- **Stored records**:

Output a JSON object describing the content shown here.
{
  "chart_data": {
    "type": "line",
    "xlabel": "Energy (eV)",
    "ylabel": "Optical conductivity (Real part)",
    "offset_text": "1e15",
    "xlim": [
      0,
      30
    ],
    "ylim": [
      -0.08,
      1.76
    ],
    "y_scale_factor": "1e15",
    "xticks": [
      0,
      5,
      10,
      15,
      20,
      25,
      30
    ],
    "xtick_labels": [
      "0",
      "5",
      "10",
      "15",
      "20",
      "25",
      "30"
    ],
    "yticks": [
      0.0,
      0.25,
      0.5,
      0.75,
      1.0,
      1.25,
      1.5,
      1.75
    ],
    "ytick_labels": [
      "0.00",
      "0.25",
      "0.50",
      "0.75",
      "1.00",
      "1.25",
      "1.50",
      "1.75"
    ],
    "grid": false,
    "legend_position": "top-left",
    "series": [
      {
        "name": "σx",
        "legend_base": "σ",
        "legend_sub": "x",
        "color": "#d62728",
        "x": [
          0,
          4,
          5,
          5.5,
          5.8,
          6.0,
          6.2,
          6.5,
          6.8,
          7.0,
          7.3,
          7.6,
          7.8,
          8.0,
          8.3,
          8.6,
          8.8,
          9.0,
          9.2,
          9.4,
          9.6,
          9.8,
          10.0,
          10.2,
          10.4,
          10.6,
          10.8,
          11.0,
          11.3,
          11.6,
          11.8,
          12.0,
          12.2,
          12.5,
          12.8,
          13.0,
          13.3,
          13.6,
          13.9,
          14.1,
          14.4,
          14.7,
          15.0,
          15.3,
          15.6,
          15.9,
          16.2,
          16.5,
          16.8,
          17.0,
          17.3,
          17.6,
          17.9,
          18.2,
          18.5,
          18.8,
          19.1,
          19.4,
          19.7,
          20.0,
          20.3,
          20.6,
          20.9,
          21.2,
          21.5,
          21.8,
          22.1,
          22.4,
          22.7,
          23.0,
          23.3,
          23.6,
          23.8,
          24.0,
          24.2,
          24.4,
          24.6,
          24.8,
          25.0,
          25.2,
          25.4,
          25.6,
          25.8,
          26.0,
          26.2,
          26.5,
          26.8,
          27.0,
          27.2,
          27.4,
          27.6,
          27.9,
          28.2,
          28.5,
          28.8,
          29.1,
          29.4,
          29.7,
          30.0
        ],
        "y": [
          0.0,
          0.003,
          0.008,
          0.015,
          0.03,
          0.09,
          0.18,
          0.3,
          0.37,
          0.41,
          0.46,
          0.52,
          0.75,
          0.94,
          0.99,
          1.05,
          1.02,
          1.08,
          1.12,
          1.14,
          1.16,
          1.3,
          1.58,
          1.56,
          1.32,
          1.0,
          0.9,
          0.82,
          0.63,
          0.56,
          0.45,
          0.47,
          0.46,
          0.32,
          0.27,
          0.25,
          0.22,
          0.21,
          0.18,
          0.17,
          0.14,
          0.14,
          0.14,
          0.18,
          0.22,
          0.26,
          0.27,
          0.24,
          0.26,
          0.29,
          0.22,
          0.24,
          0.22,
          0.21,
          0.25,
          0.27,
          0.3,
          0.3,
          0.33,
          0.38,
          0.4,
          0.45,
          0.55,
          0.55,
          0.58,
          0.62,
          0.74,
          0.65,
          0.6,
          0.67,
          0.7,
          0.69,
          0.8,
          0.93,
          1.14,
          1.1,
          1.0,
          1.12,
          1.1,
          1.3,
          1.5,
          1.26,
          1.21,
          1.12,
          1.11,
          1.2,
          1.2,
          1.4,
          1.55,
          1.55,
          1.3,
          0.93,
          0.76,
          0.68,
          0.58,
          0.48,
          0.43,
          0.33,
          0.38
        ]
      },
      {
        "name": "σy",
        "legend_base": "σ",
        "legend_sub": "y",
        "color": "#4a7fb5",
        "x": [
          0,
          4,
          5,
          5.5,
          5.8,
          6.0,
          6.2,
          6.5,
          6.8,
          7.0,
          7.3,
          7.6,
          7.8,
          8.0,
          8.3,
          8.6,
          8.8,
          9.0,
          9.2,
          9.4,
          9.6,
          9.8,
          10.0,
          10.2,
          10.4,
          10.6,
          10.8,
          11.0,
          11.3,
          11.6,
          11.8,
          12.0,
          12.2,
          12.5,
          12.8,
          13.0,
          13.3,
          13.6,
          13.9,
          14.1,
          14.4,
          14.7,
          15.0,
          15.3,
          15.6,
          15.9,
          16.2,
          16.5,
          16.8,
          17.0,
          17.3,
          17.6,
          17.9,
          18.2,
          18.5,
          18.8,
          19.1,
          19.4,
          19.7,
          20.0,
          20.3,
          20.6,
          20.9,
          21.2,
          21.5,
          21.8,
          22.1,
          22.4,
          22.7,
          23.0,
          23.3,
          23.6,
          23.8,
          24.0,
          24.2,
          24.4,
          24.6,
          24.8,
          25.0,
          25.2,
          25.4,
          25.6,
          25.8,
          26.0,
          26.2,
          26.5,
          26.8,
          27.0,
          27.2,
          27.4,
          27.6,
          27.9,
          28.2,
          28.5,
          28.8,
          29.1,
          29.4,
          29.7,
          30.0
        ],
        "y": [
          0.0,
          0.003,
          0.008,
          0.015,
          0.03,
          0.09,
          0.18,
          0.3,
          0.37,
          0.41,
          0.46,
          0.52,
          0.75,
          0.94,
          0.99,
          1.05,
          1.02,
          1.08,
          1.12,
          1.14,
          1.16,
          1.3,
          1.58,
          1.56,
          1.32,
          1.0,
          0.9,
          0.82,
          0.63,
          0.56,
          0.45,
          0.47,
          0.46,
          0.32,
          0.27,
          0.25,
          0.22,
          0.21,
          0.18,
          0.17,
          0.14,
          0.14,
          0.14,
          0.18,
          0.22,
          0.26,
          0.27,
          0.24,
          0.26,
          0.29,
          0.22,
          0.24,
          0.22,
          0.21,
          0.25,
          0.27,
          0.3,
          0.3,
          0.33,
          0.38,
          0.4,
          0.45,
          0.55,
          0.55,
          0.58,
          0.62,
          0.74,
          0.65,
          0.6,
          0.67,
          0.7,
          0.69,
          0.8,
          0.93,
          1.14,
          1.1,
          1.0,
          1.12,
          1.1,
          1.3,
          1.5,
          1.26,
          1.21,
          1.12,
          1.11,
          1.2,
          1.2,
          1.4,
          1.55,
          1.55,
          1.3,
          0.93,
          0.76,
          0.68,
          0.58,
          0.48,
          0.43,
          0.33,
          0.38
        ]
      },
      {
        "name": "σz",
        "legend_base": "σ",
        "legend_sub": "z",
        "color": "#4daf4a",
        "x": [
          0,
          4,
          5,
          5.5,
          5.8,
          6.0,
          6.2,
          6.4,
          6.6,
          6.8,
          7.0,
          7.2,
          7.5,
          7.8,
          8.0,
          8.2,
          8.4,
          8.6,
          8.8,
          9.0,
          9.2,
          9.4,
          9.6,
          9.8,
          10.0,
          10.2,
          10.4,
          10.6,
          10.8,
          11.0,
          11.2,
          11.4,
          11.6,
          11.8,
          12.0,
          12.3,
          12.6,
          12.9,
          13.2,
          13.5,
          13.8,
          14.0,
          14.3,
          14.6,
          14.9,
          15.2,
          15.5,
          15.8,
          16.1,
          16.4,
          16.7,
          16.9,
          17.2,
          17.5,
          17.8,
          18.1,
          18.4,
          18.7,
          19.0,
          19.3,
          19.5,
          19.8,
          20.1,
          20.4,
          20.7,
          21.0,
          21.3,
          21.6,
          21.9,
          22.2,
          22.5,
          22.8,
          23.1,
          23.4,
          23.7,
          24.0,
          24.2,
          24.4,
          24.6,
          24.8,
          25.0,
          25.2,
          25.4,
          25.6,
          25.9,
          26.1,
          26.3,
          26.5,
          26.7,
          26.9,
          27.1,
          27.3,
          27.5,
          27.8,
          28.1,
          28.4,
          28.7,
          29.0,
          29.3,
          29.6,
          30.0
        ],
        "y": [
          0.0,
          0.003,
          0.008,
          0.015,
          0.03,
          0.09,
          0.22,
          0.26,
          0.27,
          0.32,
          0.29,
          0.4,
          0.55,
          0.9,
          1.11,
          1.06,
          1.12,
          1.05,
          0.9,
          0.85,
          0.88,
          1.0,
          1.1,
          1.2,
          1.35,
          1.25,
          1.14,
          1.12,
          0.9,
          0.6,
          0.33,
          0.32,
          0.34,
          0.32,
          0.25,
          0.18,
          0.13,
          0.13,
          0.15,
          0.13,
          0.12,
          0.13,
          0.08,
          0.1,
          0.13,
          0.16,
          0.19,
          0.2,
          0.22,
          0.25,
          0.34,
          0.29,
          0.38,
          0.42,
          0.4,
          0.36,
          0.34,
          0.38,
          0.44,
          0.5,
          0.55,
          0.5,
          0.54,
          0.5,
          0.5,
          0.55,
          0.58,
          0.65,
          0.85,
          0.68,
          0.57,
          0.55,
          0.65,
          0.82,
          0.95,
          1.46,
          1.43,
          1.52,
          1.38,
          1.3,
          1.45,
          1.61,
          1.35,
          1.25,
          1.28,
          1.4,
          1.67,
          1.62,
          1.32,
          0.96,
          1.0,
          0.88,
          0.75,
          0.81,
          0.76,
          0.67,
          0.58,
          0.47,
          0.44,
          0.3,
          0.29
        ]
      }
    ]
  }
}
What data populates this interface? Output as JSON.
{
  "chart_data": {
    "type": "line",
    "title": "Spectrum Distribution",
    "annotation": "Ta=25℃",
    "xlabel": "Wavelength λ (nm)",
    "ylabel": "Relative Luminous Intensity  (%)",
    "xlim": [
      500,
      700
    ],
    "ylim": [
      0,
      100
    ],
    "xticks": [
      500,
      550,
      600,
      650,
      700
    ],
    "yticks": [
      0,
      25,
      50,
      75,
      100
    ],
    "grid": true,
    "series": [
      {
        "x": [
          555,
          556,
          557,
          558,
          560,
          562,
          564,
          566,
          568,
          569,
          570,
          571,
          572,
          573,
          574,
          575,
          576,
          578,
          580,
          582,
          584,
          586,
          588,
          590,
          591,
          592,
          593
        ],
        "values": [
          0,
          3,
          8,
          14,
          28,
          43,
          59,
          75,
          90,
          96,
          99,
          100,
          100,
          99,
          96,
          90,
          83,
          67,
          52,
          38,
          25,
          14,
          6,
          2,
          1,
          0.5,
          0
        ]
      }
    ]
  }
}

- **Goal of the exercise**:
Every line that holds the string "JSON" should be returned.

- **Result for this exercise**:
Output a JSON object describing the content shown here.
What data populates this interface? Output as JSON.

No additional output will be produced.